---------- Listing ----------

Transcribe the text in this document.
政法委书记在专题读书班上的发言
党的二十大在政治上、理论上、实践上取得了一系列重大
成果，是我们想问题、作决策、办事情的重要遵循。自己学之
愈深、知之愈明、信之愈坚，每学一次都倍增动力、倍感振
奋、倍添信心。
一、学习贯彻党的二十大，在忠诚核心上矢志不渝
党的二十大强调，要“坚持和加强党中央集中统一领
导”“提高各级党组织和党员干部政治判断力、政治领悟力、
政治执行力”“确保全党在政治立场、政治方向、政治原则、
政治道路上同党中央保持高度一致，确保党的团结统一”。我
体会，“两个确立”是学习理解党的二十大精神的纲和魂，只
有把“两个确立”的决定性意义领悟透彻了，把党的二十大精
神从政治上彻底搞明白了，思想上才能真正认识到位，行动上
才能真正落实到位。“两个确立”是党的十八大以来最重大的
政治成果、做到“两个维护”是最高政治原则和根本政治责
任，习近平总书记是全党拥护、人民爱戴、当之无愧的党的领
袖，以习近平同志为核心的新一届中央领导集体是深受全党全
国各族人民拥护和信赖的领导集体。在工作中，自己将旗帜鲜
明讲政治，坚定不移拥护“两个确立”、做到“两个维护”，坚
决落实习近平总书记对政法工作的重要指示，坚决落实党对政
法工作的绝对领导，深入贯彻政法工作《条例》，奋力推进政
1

----------

Read through the data and copy every line where "两个确立" shows up.

Task output:
体会，“两个确立”是学习理解党的二十大精神的纲和魂，只
有把“两个确立”的决定性意义领悟透彻了，把党的二十大精
才能真正落实到位。“两个确立”是党的十八大以来最重大的
明讲政治，坚定不移拥护“两个确立”、做到“两个维护”，坚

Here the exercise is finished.